### What the task asks
Reading down the listing below, count the lines where the word "부산일보" shows up, then give only that count.

***** Excerpted records

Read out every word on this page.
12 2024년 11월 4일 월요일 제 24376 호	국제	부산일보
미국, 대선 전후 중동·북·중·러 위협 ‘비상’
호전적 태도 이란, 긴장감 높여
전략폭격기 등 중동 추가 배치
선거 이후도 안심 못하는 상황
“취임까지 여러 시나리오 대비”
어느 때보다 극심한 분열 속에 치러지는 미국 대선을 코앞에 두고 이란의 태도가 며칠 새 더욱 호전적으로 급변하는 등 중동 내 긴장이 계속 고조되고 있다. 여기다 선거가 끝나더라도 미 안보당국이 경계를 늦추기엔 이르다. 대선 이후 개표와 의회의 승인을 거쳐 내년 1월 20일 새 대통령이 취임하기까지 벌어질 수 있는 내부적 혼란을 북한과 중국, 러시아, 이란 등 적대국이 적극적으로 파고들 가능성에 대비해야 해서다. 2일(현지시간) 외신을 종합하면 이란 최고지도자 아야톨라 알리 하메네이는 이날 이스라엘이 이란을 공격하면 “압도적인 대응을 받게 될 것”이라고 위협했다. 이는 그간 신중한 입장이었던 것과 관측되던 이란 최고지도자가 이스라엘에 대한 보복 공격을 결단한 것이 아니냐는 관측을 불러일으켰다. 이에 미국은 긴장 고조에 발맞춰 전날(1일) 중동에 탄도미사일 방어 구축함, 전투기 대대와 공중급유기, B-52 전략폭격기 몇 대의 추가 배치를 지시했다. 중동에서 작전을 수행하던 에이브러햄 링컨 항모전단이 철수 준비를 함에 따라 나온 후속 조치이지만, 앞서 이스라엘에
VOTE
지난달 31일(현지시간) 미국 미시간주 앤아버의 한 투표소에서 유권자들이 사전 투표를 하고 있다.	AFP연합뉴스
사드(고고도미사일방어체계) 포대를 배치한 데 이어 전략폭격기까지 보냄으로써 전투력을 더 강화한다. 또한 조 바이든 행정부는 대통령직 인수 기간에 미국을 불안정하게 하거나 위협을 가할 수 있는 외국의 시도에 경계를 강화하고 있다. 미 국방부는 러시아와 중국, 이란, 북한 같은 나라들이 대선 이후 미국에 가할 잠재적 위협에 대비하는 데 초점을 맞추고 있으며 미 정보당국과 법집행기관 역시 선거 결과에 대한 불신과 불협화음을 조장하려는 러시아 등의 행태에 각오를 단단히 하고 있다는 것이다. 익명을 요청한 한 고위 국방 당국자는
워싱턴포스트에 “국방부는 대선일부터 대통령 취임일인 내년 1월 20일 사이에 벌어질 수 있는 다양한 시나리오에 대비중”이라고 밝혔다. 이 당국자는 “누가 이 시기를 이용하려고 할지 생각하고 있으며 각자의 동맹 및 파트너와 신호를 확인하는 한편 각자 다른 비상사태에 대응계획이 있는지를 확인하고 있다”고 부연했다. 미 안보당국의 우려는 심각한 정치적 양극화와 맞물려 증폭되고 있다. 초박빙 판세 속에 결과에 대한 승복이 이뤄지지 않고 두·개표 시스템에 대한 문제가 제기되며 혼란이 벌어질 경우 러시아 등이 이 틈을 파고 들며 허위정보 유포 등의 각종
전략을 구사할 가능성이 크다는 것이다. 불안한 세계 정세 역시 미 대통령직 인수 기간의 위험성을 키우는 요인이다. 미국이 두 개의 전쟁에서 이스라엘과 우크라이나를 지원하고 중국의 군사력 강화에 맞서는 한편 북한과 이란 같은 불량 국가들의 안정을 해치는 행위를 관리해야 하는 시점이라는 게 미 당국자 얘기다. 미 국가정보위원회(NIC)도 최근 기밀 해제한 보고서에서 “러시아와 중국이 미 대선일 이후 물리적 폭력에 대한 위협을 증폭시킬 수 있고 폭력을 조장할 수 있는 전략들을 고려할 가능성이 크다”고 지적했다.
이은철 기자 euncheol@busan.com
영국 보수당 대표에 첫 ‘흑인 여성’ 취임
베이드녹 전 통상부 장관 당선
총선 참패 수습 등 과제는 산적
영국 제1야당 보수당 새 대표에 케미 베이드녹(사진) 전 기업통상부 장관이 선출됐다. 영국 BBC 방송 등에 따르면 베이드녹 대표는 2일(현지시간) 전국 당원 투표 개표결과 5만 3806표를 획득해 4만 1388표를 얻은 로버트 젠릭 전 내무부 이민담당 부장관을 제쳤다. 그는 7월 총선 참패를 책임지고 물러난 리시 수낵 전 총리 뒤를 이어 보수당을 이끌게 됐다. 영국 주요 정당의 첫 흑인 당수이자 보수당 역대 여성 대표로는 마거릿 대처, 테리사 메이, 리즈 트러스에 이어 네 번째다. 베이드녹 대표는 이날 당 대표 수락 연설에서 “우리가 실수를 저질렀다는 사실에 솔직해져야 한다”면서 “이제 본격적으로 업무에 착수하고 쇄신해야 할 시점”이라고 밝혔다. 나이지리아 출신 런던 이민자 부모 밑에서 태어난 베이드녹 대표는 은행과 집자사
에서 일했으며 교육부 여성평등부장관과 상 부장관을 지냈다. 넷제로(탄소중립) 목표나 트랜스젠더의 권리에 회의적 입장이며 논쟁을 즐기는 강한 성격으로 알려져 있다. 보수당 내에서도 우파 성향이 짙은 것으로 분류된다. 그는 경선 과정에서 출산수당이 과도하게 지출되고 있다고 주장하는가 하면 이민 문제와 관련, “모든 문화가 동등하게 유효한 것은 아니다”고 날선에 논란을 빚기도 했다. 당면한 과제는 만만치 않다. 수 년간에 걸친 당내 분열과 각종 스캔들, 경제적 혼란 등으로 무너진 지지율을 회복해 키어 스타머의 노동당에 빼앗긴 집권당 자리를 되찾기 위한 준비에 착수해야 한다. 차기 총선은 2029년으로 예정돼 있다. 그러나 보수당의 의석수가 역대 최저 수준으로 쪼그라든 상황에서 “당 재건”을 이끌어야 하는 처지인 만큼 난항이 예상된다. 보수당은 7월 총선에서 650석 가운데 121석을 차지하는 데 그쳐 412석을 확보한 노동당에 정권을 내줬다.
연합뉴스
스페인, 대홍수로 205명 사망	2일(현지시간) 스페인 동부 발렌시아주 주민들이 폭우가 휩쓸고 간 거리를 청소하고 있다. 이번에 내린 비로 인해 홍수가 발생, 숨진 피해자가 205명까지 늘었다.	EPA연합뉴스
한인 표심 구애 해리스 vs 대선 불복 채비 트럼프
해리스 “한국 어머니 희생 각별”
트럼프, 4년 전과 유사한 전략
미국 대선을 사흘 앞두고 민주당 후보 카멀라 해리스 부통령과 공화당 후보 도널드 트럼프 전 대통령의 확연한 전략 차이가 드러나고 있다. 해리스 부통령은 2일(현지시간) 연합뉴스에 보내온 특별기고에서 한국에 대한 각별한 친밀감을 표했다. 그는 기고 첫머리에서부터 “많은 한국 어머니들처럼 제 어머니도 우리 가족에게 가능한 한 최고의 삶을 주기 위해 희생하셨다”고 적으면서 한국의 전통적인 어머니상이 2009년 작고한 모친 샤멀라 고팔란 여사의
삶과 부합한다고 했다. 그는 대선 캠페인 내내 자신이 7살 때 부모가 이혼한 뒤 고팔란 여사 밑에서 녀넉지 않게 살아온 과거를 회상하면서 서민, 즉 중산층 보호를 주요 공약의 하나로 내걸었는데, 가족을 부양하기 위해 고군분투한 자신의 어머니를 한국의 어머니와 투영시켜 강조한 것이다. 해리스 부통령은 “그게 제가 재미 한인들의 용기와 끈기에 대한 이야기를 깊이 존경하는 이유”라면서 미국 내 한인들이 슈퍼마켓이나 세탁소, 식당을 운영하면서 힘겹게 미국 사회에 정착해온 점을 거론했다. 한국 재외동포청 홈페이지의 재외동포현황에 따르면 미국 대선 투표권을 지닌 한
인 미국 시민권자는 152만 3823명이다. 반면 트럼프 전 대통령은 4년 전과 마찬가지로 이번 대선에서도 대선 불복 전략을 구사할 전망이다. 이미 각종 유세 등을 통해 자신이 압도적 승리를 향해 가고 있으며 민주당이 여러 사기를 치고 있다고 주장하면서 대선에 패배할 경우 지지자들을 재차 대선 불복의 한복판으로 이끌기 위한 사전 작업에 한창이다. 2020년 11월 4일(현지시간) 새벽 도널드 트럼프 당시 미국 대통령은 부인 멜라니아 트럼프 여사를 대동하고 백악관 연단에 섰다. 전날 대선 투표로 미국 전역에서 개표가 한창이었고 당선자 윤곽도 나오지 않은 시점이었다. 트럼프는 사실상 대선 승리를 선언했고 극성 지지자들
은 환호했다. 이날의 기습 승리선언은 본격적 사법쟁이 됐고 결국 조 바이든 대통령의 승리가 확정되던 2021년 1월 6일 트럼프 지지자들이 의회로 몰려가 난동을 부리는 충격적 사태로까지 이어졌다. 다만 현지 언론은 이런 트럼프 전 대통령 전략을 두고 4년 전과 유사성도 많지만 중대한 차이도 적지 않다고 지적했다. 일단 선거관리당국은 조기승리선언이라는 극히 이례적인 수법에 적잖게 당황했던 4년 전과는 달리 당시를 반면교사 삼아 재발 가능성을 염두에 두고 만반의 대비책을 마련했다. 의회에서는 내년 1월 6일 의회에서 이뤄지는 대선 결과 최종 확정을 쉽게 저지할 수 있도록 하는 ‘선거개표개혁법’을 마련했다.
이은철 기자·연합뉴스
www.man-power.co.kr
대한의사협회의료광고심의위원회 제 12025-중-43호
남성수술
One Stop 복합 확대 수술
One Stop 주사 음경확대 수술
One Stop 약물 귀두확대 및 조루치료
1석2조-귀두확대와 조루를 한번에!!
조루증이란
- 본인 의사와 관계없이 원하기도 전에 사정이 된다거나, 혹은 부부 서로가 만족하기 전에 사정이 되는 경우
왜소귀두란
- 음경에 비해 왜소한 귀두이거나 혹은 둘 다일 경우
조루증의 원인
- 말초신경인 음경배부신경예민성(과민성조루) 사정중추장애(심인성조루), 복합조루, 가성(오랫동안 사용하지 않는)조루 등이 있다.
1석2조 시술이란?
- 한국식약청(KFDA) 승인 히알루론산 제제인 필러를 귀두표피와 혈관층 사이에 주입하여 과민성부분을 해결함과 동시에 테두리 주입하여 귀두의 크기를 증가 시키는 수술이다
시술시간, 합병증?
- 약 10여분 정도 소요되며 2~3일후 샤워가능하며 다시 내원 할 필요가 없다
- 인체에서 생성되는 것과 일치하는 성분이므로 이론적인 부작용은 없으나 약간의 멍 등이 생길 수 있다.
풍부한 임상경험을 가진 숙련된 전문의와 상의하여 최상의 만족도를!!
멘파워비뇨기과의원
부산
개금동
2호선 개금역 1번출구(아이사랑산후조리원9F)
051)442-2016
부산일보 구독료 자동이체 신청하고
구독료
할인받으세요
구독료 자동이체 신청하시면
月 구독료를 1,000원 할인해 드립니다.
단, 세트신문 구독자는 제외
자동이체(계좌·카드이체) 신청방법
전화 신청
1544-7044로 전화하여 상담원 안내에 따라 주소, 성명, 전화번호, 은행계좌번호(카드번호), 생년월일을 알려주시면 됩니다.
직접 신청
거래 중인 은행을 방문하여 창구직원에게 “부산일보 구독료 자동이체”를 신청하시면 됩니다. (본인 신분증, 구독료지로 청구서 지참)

**********

### The reply
3